*** DATA

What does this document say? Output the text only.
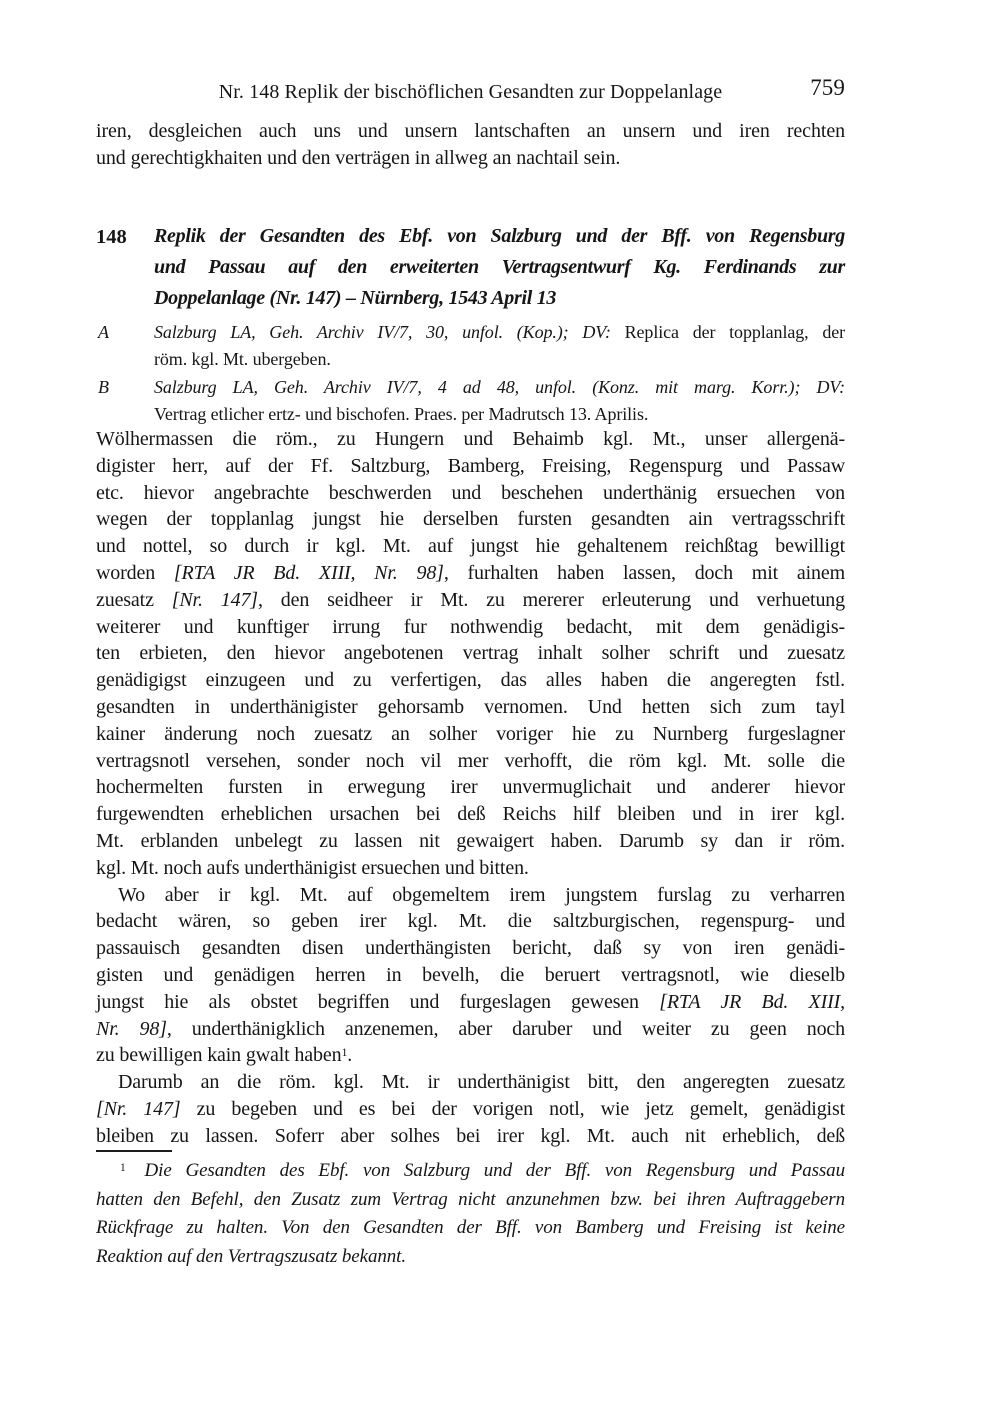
Nr. 148 Replik der bischöflichen Gesandten zur Doppelanlage	759
iren, desgleichen auch uns und unsern lantschaften an unsern und iren rechten
und gerechtigkhaiten und den verträgen in allweg an nachtail sein.
148 Replik der Gesandten des Ebf. von Salzburg und der Bff. von Regensburg
und Passau auf den erweiterten Vertragsentwurf Kg. Ferdinands zur
Doppelanlage (Nr. 147) – Nürnberg, 1543 April 13
A	Salzburg LA, Geh. Archiv IV/7, 30, unfol. (Kop.); DV: Replica der topplanlag, der
röm. kgl. Mt. ubergeben.
B	Salzburg LA, Geh. Archiv IV/7, 4 ad 48, unfol. (Konz. mit marg. Korr.); DV:
Vertrag etlicher ertz- und bischofen. Praes. per Madrutsch 13. Aprilis.
Wölhermassen die röm., zu Hungern und Behaimb kgl. Mt., unser allergenä-
digister herr, auf der Ff. Saltzburg, Bamberg, Freising, Regenspurg und Passaw
etc. hievor angebrachte beschwerden und beschehen underthänig ersuechen von
wegen der topplanlag jungst hie derselben fursten gesandten ain vertragsschrift
und nottel, so durch ir kgl. Mt. auf jungst hie gehaltenem reichßtag bewilligt
worden [RTA JR Bd. XIII, Nr. 98], furhalten haben lassen, doch mit ainem
zuesatz [Nr. 147], den seidheer ir Mt. zu mererer erleuterung und verhuetung
weiterer und kunftiger irrung fur nothwendig bedacht, mit dem genädigis-
ten erbieten, den hievor angebotenen vertrag inhalt solher schrift und zuesatz
genädigigst einzugeen und zu verfertigen, das alles haben die angeregten fstl.
gesandten in underthänigister gehorsamb vernomen. Und hetten sich zum tayl
kainer änderung noch zuesatz an solher voriger hie zu Nurnberg furgeslagner
vertragsnotl versehen, sonder noch vil mer verhofft, die röm kgl. Mt. solle die
hochermelten fursten in erwegung irer unvermuglichait und anderer hievor
furgewendten erheblichen ursachen bei deß Reichs hilf bleiben und in irer kgl.
Mt. erblanden unbelegt zu lassen nit gewaigert haben. Darumb sy dan ir röm.
kgl. Mt. noch aufs underthänigist ersuechen und bitten.
Wo aber ir kgl. Mt. auf obgemeltem irem jungstem furslag zu verharren
bedacht wären, so geben irer kgl. Mt. die saltzburgischen, regenspurg- und
passauisch gesandten disen underthängisten bericht, daß sy von iren genädi-
gisten und genädigen herren in bevelh, die beruert vertragsnotl, wie dieselb
jungst hie als obstet begriffen und furgeslagen gewesen [RTA JR Bd. XIII,
Nr. 98], underthänigklich anzenemen, aber daruber und weiter zu geen noch
zu bewilligen kain gwalt haben$^1$.
Darumb an die röm. kgl. Mt. ir underthänigist bitt, den angeregten zuesatz
[Nr. 147] zu begeben und es bei der vorigen notl, wie jetz gemelt, genädigist
bleiben zu lassen. Soferr aber solhes bei irer kgl. Mt. auch nit erheblich, deß
$^1$  Die Gesandten des Ebf. von Salzburg und der Bff. von Regensburg und Passau
hatten den Befehl, den Zusatz zum Vertrag nicht anzunehmen bzw. bei ihren Auftraggebern
Rückfrage zu halten. Von den Gesandten der Bff. von Bamberg und Freising ist keine
Reaktion auf den Vertragszusatz bekannt.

******

Pick out each line containing "noch" and report it.

FINISHED EXERCISE:
kainer änderung noch zuesatz an solher voriger hie zu Nurnberg furgeslagner
vertragsnotl versehen, sonder noch vil mer verhofft, die röm kgl. Mt. solle die
kgl. Mt. noch aufs underthänigist ersuechen und bitten.
Nr. 98], underthänigklich anzenemen, aber daruber und weiter zu geen noch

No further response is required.